What you should do -
Read through the entries below and return each line with the word "this".

Stored data:

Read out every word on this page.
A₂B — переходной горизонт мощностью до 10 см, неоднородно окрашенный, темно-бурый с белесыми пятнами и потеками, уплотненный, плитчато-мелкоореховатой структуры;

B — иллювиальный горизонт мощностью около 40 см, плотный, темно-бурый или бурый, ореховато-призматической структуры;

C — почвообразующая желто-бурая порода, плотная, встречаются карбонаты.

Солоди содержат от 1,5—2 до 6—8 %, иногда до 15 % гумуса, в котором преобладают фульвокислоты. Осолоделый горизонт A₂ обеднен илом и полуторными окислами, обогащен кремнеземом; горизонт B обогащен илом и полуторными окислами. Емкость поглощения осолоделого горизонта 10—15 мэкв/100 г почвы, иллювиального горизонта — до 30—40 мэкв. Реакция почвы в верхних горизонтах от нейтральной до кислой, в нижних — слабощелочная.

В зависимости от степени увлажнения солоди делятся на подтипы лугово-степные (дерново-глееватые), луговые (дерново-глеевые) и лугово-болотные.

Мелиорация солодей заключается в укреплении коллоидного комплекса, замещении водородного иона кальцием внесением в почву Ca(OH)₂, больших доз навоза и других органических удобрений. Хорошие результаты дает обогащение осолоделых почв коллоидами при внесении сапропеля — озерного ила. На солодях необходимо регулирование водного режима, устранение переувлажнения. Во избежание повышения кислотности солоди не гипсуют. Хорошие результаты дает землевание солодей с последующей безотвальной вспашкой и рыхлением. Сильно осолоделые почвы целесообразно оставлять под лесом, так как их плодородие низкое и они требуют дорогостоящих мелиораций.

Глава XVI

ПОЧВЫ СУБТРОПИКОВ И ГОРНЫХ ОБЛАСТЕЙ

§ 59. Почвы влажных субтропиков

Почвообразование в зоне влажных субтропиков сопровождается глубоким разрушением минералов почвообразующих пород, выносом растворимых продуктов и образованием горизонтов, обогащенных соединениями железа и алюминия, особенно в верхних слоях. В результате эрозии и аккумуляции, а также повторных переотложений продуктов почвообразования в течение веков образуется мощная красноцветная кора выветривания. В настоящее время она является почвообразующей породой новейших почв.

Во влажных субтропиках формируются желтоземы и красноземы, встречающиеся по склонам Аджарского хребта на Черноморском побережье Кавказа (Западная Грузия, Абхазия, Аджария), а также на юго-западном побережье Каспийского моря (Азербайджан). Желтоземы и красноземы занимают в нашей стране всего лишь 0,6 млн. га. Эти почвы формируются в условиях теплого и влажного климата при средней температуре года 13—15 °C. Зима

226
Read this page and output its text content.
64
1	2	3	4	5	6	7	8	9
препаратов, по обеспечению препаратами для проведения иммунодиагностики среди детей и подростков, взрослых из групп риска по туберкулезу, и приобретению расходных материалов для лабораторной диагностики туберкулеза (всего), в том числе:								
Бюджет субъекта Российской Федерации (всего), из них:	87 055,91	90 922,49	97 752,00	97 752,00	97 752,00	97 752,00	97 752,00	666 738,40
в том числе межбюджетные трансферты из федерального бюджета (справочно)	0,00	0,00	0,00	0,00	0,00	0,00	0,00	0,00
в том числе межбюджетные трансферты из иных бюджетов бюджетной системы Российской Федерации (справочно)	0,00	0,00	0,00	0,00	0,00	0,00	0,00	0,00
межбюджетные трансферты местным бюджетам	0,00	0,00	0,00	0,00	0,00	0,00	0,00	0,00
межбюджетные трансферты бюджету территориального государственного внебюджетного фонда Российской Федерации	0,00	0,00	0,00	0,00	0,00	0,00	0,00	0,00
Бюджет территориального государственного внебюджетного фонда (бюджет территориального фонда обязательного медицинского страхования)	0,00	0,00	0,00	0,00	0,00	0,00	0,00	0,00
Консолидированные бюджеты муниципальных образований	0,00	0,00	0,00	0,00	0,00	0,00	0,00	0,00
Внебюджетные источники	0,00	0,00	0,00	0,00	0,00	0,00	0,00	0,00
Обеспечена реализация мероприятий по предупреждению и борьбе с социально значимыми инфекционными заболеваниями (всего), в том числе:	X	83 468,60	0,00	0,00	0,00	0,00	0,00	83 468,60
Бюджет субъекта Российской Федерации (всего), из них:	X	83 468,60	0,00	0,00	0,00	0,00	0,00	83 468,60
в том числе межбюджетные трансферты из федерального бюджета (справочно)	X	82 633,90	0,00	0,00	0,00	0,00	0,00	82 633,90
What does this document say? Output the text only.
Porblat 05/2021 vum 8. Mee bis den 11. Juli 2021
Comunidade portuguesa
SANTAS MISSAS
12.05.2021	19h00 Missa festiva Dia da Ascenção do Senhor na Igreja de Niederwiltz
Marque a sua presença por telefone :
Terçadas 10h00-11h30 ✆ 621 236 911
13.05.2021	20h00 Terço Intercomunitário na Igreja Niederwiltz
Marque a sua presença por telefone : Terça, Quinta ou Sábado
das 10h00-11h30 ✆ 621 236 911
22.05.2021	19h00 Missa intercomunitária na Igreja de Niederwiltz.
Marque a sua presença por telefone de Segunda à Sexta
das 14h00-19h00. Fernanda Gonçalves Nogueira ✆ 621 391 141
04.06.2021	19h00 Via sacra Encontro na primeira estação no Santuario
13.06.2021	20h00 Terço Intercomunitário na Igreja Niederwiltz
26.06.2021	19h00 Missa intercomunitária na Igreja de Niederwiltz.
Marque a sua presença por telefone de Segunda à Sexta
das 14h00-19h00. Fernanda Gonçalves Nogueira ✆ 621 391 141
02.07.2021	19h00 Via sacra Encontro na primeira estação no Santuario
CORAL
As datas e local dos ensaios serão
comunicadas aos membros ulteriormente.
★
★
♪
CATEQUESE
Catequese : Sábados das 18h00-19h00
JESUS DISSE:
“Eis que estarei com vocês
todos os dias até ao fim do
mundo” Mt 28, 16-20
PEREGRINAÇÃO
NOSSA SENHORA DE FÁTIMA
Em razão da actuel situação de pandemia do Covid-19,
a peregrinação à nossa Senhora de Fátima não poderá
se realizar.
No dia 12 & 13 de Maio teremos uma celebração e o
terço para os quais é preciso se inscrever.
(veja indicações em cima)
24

The completed task -
Read out every word on this page.
Read this page and output its text content.
What does this document say? Output the text only.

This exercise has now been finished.